[Items from a dataset]
◇ ◇ ◇
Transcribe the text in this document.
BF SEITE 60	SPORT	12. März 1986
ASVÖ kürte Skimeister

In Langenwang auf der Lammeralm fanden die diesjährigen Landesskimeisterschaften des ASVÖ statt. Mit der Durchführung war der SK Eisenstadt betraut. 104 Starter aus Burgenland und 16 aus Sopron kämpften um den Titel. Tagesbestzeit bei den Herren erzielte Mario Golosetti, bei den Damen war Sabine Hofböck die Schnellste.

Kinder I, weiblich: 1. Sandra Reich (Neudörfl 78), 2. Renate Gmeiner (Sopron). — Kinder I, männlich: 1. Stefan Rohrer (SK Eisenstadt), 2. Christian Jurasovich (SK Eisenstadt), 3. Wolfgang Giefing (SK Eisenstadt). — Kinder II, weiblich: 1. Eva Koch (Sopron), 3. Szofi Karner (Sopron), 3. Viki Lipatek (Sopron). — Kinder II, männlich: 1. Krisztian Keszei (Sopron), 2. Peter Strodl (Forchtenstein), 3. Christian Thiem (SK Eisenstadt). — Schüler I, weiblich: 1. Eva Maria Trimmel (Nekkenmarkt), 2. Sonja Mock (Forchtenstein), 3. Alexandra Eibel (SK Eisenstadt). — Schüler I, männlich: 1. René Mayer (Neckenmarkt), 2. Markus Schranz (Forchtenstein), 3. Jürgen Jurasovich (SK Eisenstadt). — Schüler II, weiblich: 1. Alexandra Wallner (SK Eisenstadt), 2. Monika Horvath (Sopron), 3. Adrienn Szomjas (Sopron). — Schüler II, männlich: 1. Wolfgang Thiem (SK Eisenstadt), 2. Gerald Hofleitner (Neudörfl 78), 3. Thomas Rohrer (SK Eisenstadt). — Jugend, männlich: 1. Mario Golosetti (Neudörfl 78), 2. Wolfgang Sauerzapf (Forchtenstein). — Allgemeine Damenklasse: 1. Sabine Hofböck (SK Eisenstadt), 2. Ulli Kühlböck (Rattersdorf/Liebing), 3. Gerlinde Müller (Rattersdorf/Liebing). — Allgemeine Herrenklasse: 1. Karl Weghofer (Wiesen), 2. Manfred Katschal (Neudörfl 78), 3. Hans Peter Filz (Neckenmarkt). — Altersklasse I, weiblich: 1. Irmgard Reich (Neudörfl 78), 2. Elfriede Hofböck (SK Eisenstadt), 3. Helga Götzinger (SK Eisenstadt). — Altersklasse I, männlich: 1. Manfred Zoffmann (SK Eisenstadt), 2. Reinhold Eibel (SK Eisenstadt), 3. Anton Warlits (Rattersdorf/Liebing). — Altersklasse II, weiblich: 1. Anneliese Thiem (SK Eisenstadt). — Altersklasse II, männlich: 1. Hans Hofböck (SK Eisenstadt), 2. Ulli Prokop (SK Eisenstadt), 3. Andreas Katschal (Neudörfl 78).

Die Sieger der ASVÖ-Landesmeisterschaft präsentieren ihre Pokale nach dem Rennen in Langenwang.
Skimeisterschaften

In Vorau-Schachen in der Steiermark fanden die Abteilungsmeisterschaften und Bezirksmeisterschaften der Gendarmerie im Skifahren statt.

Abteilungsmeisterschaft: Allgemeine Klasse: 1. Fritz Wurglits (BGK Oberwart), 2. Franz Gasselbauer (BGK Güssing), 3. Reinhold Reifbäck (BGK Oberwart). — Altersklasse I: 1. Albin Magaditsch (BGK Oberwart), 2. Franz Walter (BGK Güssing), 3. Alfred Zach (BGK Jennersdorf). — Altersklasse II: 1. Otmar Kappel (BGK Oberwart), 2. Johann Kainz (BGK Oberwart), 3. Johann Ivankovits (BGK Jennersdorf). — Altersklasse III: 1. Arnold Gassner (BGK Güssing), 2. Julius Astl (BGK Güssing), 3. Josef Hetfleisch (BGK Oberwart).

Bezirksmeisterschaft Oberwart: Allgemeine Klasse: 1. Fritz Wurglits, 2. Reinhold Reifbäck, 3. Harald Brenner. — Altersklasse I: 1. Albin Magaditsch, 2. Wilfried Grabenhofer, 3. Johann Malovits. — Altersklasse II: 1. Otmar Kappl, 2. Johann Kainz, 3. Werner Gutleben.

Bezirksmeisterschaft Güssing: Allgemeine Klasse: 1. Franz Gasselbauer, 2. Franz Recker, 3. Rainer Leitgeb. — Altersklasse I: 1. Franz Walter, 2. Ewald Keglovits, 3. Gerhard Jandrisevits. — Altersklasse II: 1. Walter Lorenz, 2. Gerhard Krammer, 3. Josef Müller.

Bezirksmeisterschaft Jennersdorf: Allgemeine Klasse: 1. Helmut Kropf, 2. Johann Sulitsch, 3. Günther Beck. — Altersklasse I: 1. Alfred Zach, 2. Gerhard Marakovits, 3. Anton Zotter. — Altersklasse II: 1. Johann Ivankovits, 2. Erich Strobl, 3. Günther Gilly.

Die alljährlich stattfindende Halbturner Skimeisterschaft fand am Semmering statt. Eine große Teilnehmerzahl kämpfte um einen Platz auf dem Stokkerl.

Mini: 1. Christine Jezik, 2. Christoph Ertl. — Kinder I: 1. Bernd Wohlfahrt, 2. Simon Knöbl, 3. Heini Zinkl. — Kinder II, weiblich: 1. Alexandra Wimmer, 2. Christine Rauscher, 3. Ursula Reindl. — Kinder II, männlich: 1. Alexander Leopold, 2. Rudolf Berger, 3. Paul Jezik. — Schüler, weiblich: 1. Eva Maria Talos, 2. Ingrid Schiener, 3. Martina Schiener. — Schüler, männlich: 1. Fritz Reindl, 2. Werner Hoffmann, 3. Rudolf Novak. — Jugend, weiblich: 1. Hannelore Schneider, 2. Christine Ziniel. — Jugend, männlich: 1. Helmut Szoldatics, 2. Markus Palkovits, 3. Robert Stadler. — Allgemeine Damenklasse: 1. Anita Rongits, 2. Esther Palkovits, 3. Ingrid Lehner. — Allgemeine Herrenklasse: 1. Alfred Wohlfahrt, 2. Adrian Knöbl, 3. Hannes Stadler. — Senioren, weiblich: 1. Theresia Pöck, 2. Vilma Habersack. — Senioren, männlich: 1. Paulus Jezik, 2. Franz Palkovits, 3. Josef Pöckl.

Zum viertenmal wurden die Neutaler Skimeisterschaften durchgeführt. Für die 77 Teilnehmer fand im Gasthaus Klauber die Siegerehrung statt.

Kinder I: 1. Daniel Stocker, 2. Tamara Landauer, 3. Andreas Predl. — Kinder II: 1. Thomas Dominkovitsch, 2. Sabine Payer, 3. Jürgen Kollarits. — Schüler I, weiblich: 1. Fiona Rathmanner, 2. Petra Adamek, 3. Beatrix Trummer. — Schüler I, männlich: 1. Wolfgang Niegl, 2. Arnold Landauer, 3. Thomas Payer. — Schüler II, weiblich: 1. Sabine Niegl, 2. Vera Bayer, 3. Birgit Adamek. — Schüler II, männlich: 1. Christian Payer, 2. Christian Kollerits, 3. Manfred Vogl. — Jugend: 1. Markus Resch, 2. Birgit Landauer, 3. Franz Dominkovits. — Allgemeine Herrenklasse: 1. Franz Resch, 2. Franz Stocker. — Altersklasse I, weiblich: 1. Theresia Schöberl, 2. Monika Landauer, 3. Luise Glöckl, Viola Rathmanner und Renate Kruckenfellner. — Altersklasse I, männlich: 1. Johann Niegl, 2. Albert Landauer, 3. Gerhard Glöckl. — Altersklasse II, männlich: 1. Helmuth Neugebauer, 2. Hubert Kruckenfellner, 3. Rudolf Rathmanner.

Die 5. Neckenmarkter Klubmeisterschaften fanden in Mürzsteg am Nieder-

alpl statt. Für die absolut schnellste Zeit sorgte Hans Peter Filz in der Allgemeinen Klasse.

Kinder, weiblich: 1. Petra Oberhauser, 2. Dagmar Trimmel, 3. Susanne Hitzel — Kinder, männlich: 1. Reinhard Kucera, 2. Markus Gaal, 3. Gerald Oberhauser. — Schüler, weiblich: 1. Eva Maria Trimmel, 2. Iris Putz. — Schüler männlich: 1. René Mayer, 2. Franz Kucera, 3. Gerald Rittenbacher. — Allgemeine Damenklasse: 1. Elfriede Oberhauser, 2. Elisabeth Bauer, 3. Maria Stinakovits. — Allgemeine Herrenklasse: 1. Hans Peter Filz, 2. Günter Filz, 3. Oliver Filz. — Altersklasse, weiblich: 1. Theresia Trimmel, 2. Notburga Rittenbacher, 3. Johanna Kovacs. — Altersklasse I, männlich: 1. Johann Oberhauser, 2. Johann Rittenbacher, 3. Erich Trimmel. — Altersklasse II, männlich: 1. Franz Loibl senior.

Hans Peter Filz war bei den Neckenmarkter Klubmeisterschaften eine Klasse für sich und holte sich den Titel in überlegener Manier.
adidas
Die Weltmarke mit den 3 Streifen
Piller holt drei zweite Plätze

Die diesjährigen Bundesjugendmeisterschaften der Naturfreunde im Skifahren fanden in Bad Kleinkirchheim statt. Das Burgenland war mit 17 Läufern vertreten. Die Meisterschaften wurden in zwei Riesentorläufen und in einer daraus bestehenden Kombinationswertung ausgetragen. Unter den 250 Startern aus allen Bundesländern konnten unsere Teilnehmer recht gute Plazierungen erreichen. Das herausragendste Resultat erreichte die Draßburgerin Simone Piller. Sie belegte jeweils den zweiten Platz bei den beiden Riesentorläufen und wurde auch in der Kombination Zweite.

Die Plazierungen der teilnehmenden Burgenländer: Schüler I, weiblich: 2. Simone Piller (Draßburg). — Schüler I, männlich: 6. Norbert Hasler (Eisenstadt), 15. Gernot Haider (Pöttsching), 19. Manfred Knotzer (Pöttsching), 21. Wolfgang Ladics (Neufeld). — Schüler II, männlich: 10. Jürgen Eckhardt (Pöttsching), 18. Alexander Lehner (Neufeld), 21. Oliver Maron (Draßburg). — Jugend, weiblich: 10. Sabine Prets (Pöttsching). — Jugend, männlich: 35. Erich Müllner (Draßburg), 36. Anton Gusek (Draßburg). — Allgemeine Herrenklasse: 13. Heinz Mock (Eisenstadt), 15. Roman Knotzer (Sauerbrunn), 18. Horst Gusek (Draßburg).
◇ ◇ ◇
[What is needed]
Go through the material above and copy each line that has the word "fanden".

[Response to this exercise]
In Langenwang auf der Lammeralm fanden die diesjährigen Landesskimeisterschaften des ASVÖ statt. Mit der Durchführung war der SK Eisenstadt betraut. 104 Starter aus Burgenland und 16 aus Sopron kämpften um den Titel. Tagesbestzeit bei den Herren erzielte Mario Golosetti, bei den Damen war Sabine Hofböck die Schnellste.
In Vorau-Schachen in der Steiermark fanden die Abteilungsmeisterschaften und Bezirksmeisterschaften der Gendarmerie im Skifahren statt.
Die 5. Neckenmarkter Klubmeisterschaften fanden in Mürzsteg am Nieder-
Die diesjährigen Bundesjugendmeisterschaften der Naturfreunde im Skifahren fanden in Bad Kleinkirchheim statt. Das Burgenland war mit 17 Läufern vertreten. Die Meisterschaften wurden in zwei Riesentorläufen und in einer daraus bestehenden Kombinationswertung ausgetragen. Unter den 250 Startern aus allen Bundesländern konnten unsere Teilnehmer recht gute Plazierungen erreichen. Das herausragendste Resultat erreichte die Draßburgerin Simone Piller. Sie belegte jeweils den zweiten Platz bei den beiden Riesentorläufen und wurde auch in der Kombination Zweite.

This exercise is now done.